*Ваше задание*: Преобразуйте строки всех записей ниже в таблицу Markdown с колонками «№» для номера строки и «Строка» для самой строки, пропустив пустые строки. Изображения в ответ не включайте.

------------------------------------------------------------------------

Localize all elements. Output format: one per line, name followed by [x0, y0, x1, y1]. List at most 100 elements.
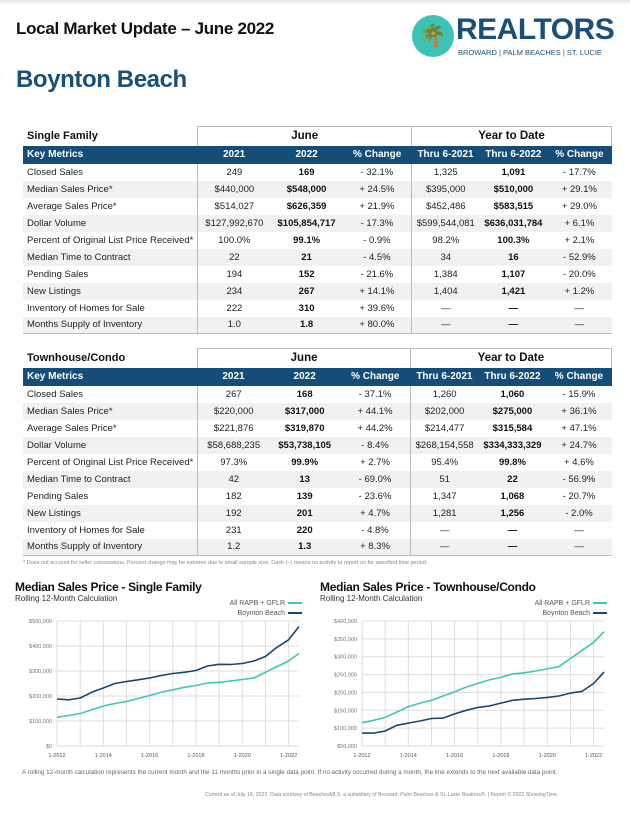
- value-2022: 21: [301, 251, 312, 263]
- ytd-2021: 95.4%: [409, 453, 479, 471]
- legend-swatch: [288, 612, 302, 615]
- table-row: Dollar Volume $58,688,235 $53,738,105 - 8.4…: [23, 436, 612, 454]
- y-tick-label: $50,000: [337, 744, 357, 750]
- pct-change: + 80.0%: [342, 316, 412, 334]
- value-2021: 97.3%: [197, 453, 270, 471]
- legend-swatch: [593, 602, 607, 605]
- table-row: Months Supply of Inventory 1.0 1.8 + 80.0% —…: [23, 316, 612, 334]
- ytd-header: Year to Date: [409, 348, 613, 368]
- chart-subtitle: Rolling 12-Month Calculation: [15, 594, 118, 603]
- value-2022: $626,359: [286, 200, 327, 212]
- ytd-2021: $599,544,081: [411, 214, 480, 232]
- metric-label: New Listings: [27, 507, 81, 519]
- table-row: Percent of Original List Price Received*…: [23, 453, 612, 471]
- value-2021: 182: [197, 487, 270, 505]
- col-thru-2021: Thru 6-2021: [411, 145, 480, 164]
- ytd-2022: $583,515: [493, 200, 534, 212]
- metric-label: Median Sales Price*: [27, 183, 113, 195]
- ytd-2021: —: [411, 316, 480, 334]
- ytd-2022: 22: [507, 473, 518, 485]
- pct-change: + 44.2%: [357, 422, 393, 434]
- value-2022: $53,738,105: [278, 439, 332, 451]
- value-2021: 192: [197, 504, 270, 522]
- x-tick-label: 1-2016: [446, 753, 463, 759]
- legend-swatch: [288, 602, 302, 605]
- ytd-2022: 1,060: [500, 388, 525, 400]
- ytd-2022: $636,031,784: [484, 217, 543, 229]
- ytd-2021: —: [409, 521, 479, 539]
- y-tick-label: $100,000: [334, 726, 357, 732]
- pct-change: + 39.6%: [359, 302, 395, 314]
- metric-label: New Listings: [27, 285, 81, 297]
- metric-label: Percent of Original List Price Received*: [27, 234, 194, 246]
- ytd-2022: 16: [508, 251, 519, 263]
- value-2021: 267: [197, 385, 270, 403]
- value-2021: 22: [197, 248, 271, 266]
- ytd-2022: $275,000: [492, 405, 533, 417]
- col-2022: 2022: [270, 145, 343, 164]
- ytd-2021: 1,260: [409, 385, 479, 403]
- col-thru-2022: Thru 6-2022: [478, 367, 547, 386]
- table-row: Median Sales Price* $220,000 $317,000 + 44.…: [23, 402, 612, 420]
- ytd-pct-change: - 2.0%: [565, 507, 593, 519]
- ytd-pct-change: + 6.1%: [564, 217, 595, 229]
- value-2021: 1.0: [197, 316, 271, 334]
- metric-label: Closed Sales: [27, 166, 83, 178]
- col-2022: 2022: [269, 367, 341, 386]
- pct-change: - 37.1%: [358, 388, 392, 400]
- single-family-table: Single Family June Year to Date Key Metric…: [23, 126, 612, 334]
- logo-word: REALTORS: [456, 13, 615, 46]
- value-2021: 42: [197, 470, 270, 488]
- x-tick-label: 1-2020: [539, 753, 556, 759]
- chart-single-family: Median Sales Price - Single Family Rollin…: [15, 580, 310, 760]
- metric-label: Percent of Original List Price Received*: [27, 456, 194, 468]
- ytd-2022: 99.8%: [498, 456, 526, 468]
- ytd-pct-change: —: [574, 524, 584, 536]
- value-2021: 1.2: [197, 538, 270, 556]
- ytd-pct-change: + 47.1%: [561, 422, 597, 434]
- ytd-2021: $268,154,558: [409, 436, 479, 454]
- ytd-pct-change: - 20.7%: [562, 490, 596, 502]
- ytd-pct-change: - 56.9%: [562, 473, 596, 485]
- metric-label: Pending Sales: [27, 268, 89, 280]
- value-2021: 194: [197, 265, 271, 283]
- metric-label: Average Sales Price*: [27, 422, 117, 434]
- chart-subtitle: Rolling 12-Month Calculation: [320, 594, 423, 603]
- legend-item: Boynton Beach: [238, 610, 302, 617]
- x-tick-label: 1-2018: [492, 753, 509, 759]
- pct-change: - 23.6%: [358, 490, 392, 502]
- value-2022: 220: [296, 524, 313, 536]
- col-ytd-pct-change: % Change: [547, 145, 612, 164]
- ytd-2021: 1,325: [411, 163, 480, 181]
- pct-change: + 14.1%: [359, 285, 395, 297]
- legend-label: Boynton Beach: [542, 610, 590, 617]
- y-tick-label: $400,000: [334, 619, 357, 625]
- value-2022: 99.9%: [291, 456, 319, 468]
- legend-label: All RAPB + GFLR: [229, 600, 285, 607]
- col-thru-2021: Thru 6-2021: [410, 367, 479, 386]
- metric-label: Inventory of Homes for Sale: [27, 302, 145, 314]
- metric-label: Dollar Volume: [27, 217, 87, 229]
- table-row: Average Sales Price* $221,876 $319,870 + 44…: [23, 419, 612, 437]
- y-tick-label: $100,000: [29, 719, 52, 725]
- table-row: Median Sales Price* $440,000 $548,000 + 24.…: [23, 180, 612, 198]
- ytd-pct-change: + 1.2%: [564, 285, 595, 297]
- ytd-pct-change: —: [547, 316, 612, 334]
- chart-plot: $50,000 $100,000 $150,000 $200,000 $250,000 $…: [334, 619, 605, 759]
- value-2022: 1.3: [269, 538, 341, 556]
- table-row: Pending Sales 194 152 - 21.6% 1,384 1,107 - 20…: [23, 265, 612, 283]
- footnote: * Does not account for seller concession…: [23, 560, 428, 566]
- ytd-2021: —: [411, 299, 480, 317]
- pct-change: + 2.7%: [360, 456, 390, 468]
- pct-change: + 4.7%: [360, 507, 390, 519]
- city-title: Boynton Beach: [16, 66, 187, 93]
- value-2021: $440,000: [197, 180, 271, 198]
- pct-change: + 44.1%: [357, 405, 393, 417]
- legend-item: All RAPB + GFLR: [230, 600, 302, 607]
- section-title: Single Family: [27, 130, 98, 142]
- x-tick-label: 1-2016: [141, 753, 158, 759]
- ytd-2021: 98.2%: [411, 231, 480, 249]
- ytd-2021: 1,384: [411, 265, 480, 283]
- ytd-pct-change: + 2.1%: [564, 234, 595, 246]
- ytd-2021: 1,404: [411, 282, 480, 300]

------------------------------------------------------------------------

*Результат задания*:
| № | Строка |
|---|---|
| 1 | Localize all elements. Output format: one per line, name followed by [x0, y0, x1, y1]. List at most 100 elements. |
| 2 | - value-2022: 21: [301, 251, 312, 263] |
| 3 | - ytd-2021: 95.4%: [409, 453, 479, 471] |
| 4 | - legend-swatch: [288, 612, 302, 615] |
| 5 | - table-row: Dollar Volume $58,688,235 $53,738,105 - 8.4…: [23, 436, 612, 454] |
| 6 | - y-tick-label: $50,000: [337, 744, 357, 750] |
| 7 | - pct-change: + 80.0%: [342, 316, 412, 334] |
| 8 | - value-2021: 97.3%: [197, 453, 270, 471] |
| 9 | - legend-swatch: [593, 602, 607, 605] |
| 10 | - table-row: Months Supply of Inventory 1.0 1.8 + 80.0% —…: [23, 316, 612, 334] |
| 11 | - ytd-header: Year to Date: [409, 348, 613, 368] |
| 12 | - chart-subtitle: Rolling 12-Month Calculation: [15, 594, 118, 603] |
| 13 | - value-2022: $626,359: [286, 200, 327, 212] |
| 14 | - ytd-2021: $599,544,081: [411, 214, 480, 232] |
| 15 | - metric-label: New Listings: [27, 507, 81, 519] |
| 16 | - table-row: Percent of Original List Price Received*…: [23, 453, 612, 471] |
| 17 | - value-2021: 182: [197, 487, 270, 505] |
| 18 | - col-thru-2021: Thru 6-2021: [411, 145, 480, 164] |
| 19 | - ytd-2022: $583,515: [493, 200, 534, 212] |
| 20 | - metric-label: Median Sales Price*: [27, 183, 113, 195] |
| 21 | - ytd-2021: —: [411, 316, 480, 334] |
| 22 | - ytd-2022: 22: [507, 473, 518, 485] |
| 23 | - pct-change: + 44.2%: [357, 422, 393, 434] |
| 24 | - value-2022: $53,738,105: [278, 439, 332, 451] |
| 25 | - value-2021: 192: [197, 504, 270, 522] |
| 26 | - x-tick-label: 1-2016: [446, 753, 463, 759] |
| 27 | - legend-swatch: [288, 602, 302, 605] |
| 28 | - ytd-2022: 1,060: [500, 388, 525, 400] |
| 29 | - ytd-2022: $636,031,784: [484, 217, 543, 229] |
| 30 | - ytd-2021: —: [409, 521, 479, 539] |
| 31 | - y-tick-label: $100,000: [334, 726, 357, 732] |
| 32 | - pct-change: + 39.6%: [359, 302, 395, 314] |
| 33 | - metric-label: New Listings: [27, 285, 81, 297] |
| 34 | - metric-label: Percent of Original List Price Received*: [27, 234, 194, 246] |
| 35 | - ytd-2022: 16: [508, 251, 519, 263] |
| 36 | - value-2021: 267: [197, 385, 270, 403] |
| 37 | - value-2021: 22: [197, 248, 271, 266] |
| 38 | - ytd-2022: $275,000: [492, 405, 533, 417] |
| 39 | - col-2022: 2022: [270, 145, 343, 164] |
| 40 | - ytd-2021: 1,260: [409, 385, 479, 403] |
| 41 | - col-thru-2022: Thru 6-2022: [478, 367, 547, 386] |
| 42 | - table-row: Median Sales Price* $220,000 $317,000 + 44.…: [23, 402, 612, 420] |
| 43 | - ytd-pct-change: - 2.0%: [565, 507, 593, 519] |
| 44 | - ytd-pct-change: + 6.1%: [564, 217, 595, 229] |
| 45 | - value-2021: 1.0: [197, 316, 271, 334] |
| 46 | - metric-label: Closed Sales: [27, 166, 83, 178] |
| 47 | - col-2022: 2022: [269, 367, 341, 386] |
| 48 | - pct-change: - 37.1%: [358, 388, 392, 400] |
| 49 | - single-family-table: Single Family June Year to Date Key Metric…: [23, 126, 612, 334] |
| 50 | - logo-word: REALTORS: [456, 13, 615, 46] |
| 51 | - value-2021: 42: [197, 470, 270, 488] |
| 52 | - x-tick-label: 1-2020: [539, 753, 556, 759] |
| 53 | - chart-single-family: Median Sales Price - Single Family Rollin…: [15, 580, 310, 760] |
| 54 | - metric-label: Percent of Original List Price Received*: [27, 456, 194, 468] |
| 55 | - ytd-2022: 99.8%: [498, 456, 526, 468] |
| 56 | - ytd-pct-change: —: [574, 524, 584, 536] |
| 57 | - value-2021: 1.2: [197, 538, 270, 556] |
| 58 | - ytd-pct-change: + 47.1%: [561, 422, 597, 434] |
| 59 | - ytd-2021: $268,154,558: [409, 436, 479, 454] |
| 60 | - ytd-pct-change: - 20.7%: [562, 490, 596, 502] |
| 61 | - ytd-pct-change: - 56.9%: [562, 473, 596, 485] |
| 62 | - metric-label: Pending Sales: [27, 268, 89, 280] |
| 63 | - value-2021: 194: [197, 265, 271, 283] |
| 64 | - metric-label: Average Sales Price*: [27, 422, 117, 434] |
| 65 | - chart-subtitle: Rolling 12-Month Calculation: [320, 594, 423, 603] |
| 66 | - legend-item: Boynton Beach: [238, 610, 302, 617] |
| 67 | - x-tick-label: 1-2018: [492, 753, 509, 759] |
| 68 | - pct-change: - 23.6%: [358, 490, 392, 502] |
| 69 | - value-2022: 220: [296, 524, 313, 536] |
| 70 | - col-ytd-pct-change: % Change: [547, 145, 612, 164] |
| 71 | - ytd-2021: 1,325: [411, 163, 480, 181] |
| 72 | - pct-change: + 14.1%: [359, 285, 395, 297] |
| 73 | - legend-label: Boynton Beach: [542, 610, 590, 617] |
| 74 | - y-tick-label: $400,000: [334, 619, 357, 625] |
| 75 | - value-2022: 99.9%: [291, 456, 319, 468] |
| 76 | - legend-label: All RAPB + GFLR: [229, 600, 285, 607] |
| 77 | - col-thru-2021: Thru 6-2021: [410, 367, 479, 386] |
| 78 | - metric-label: Inventory of Homes for Sale: [27, 302, 145, 314] |
| 79 | - metric-label: Dollar Volume: [27, 217, 87, 229] |
| 80 | - table-row: Average Sales Price* $221,876 $319,870 + 44…: [23, 419, 612, 437] |
| 81 | - y-tick-label: $100,000: [29, 719, 52, 725] |
| 82 | - table-row: Median Sales Price* $440,000 $548,000 + 24.…: [23, 180, 612, 198] |
| 83 | - ytd-pct-change: + 1.2%: [564, 285, 595, 297] |
| 84 | - ytd-pct-change: —: [547, 316, 612, 334] |
| 85 | - chart-plot: $50,000 $100,000 $150,000 $200,000 $250,000 $…: [334, 619, 605, 759] |
| 86 | - value-2022: 1.3: [269, 538, 341, 556] |
| 87 | - table-row: Pending Sales 194 152 - 21.6% 1,384 1,107 - 20…: [23, 265, 612, 283] |
| 88 | - footnote: * Does not account for seller concession…: [23, 560, 428, 566] |
| 89 | - ytd-2021: —: [411, 299, 480, 317] |
| 90 | - pct-change: + 2.7%: [360, 456, 390, 468] |
| 91 | - pct-change: + 4.7%: [360, 507, 390, 519] |
| 92 | - city-title: Boynton Beach: [16, 66, 187, 93] |
| 93 | - value-2021: $440,000: [197, 180, 271, 198] |
| 94 | - pct-change: + 44.1%: [357, 405, 393, 417] |
| 95 | - legend-item: All RAPB + GFLR: [230, 600, 302, 607] |
| 96 | - section-title: Single Family: [27, 130, 98, 142] |
| 97 | - x-tick-label: 1-2016: [141, 753, 158, 759] |
| 98 | - ytd-2021: 98.2%: [411, 231, 480, 249] |
| 99 | - ytd-2021: 1,384: [411, 265, 480, 283] |
| 100 | - ytd-pct-change: + 2.1%: [564, 234, 595, 246] |
| 101 | - ytd-2021: 1,404: [411, 282, 480, 300] |